* [What this task involves]
Copy each line below in which the word "HOUR" occurs.

Dataset entries on figures:

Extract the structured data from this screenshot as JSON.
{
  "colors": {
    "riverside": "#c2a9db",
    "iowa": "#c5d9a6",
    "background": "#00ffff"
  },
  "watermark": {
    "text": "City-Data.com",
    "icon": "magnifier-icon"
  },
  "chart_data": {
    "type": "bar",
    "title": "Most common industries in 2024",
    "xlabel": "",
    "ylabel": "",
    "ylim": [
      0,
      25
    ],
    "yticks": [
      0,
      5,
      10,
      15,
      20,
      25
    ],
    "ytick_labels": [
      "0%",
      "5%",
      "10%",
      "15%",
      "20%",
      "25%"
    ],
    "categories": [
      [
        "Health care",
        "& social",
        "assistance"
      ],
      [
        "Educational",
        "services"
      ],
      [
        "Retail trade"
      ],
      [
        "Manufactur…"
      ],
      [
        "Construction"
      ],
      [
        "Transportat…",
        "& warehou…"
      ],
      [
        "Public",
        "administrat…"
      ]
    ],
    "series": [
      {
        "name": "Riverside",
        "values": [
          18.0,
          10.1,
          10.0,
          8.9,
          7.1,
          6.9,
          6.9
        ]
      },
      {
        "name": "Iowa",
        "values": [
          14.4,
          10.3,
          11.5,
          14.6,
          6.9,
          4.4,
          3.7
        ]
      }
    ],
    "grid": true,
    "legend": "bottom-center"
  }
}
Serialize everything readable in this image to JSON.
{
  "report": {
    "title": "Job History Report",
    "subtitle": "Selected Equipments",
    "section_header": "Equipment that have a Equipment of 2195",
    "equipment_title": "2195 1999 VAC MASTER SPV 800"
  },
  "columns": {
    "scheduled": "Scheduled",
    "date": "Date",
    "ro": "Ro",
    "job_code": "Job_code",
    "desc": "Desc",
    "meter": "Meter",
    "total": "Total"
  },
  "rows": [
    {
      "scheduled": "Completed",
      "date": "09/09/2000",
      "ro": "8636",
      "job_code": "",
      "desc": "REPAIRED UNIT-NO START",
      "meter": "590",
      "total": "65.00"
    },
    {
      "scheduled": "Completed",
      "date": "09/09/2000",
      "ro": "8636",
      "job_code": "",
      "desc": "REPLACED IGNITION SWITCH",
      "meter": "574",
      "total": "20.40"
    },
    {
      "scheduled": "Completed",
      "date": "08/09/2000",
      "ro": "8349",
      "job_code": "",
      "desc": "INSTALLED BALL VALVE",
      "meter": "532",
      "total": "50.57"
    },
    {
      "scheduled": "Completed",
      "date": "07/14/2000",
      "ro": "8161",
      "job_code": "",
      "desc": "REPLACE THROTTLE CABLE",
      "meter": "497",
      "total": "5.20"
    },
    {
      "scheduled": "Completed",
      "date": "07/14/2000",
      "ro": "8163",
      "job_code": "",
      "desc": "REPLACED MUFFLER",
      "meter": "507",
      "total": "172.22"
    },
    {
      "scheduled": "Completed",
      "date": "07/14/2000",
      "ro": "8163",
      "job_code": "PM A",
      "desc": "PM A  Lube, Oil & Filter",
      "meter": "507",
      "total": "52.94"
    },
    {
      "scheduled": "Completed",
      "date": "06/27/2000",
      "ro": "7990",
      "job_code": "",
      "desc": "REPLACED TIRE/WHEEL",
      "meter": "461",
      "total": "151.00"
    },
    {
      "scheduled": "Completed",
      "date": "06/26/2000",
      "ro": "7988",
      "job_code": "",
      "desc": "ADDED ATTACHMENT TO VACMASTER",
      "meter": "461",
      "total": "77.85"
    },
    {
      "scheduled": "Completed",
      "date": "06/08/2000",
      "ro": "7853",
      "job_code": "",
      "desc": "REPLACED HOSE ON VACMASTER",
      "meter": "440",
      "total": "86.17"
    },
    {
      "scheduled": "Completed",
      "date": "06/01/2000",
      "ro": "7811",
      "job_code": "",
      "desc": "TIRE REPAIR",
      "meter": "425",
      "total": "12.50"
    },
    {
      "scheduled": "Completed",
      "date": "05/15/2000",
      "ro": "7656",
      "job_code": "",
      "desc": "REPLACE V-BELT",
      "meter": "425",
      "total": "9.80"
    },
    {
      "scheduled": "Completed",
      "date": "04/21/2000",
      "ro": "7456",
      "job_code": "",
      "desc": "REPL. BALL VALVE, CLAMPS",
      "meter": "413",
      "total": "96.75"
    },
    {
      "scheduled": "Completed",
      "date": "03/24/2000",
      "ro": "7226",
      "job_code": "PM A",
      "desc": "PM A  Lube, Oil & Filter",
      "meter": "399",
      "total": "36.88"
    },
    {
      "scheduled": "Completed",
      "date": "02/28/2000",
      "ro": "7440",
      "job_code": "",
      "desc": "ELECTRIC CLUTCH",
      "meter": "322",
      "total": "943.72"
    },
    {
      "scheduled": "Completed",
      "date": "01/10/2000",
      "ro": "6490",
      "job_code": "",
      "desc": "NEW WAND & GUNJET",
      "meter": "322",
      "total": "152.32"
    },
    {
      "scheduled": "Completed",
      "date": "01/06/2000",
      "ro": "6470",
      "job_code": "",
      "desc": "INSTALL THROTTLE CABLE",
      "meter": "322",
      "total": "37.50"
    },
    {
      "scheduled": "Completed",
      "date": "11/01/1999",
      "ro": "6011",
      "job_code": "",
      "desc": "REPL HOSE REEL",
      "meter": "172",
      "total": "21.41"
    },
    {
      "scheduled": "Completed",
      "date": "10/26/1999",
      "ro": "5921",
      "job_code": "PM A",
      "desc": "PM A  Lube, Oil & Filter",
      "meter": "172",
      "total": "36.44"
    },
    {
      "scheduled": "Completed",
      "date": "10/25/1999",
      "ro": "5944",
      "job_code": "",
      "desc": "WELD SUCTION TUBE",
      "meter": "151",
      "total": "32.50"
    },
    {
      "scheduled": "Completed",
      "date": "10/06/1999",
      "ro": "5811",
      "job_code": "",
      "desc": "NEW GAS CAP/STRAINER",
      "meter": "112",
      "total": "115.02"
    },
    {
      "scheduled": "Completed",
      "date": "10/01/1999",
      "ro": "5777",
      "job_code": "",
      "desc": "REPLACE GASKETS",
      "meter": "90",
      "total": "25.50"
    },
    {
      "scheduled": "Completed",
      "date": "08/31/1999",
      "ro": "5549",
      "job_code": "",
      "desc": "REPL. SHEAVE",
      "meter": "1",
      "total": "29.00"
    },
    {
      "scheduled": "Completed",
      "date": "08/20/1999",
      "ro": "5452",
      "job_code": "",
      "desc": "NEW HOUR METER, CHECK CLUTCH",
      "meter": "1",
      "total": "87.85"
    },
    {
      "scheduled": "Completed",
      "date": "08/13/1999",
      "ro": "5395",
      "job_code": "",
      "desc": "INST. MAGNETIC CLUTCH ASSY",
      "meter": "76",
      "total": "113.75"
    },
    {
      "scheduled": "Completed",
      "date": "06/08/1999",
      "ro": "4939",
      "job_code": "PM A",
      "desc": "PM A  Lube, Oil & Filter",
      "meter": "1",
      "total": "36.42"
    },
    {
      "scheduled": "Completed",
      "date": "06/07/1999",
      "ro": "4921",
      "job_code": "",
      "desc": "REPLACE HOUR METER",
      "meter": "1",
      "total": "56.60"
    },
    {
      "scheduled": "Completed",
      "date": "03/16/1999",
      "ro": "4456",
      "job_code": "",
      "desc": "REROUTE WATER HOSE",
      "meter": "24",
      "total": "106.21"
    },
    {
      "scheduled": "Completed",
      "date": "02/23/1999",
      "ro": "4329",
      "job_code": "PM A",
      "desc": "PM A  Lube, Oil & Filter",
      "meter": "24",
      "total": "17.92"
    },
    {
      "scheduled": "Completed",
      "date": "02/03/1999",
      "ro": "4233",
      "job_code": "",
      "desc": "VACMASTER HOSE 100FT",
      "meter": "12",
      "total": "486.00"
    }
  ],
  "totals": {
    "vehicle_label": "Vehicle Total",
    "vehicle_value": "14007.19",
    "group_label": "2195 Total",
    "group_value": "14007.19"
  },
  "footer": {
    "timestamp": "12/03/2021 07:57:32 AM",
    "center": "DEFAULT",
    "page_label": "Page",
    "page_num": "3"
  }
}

* [The response]
      "desc": "NEW HOUR METER, CHECK CLUTCH",
      "desc": "REPLACE HOUR METER",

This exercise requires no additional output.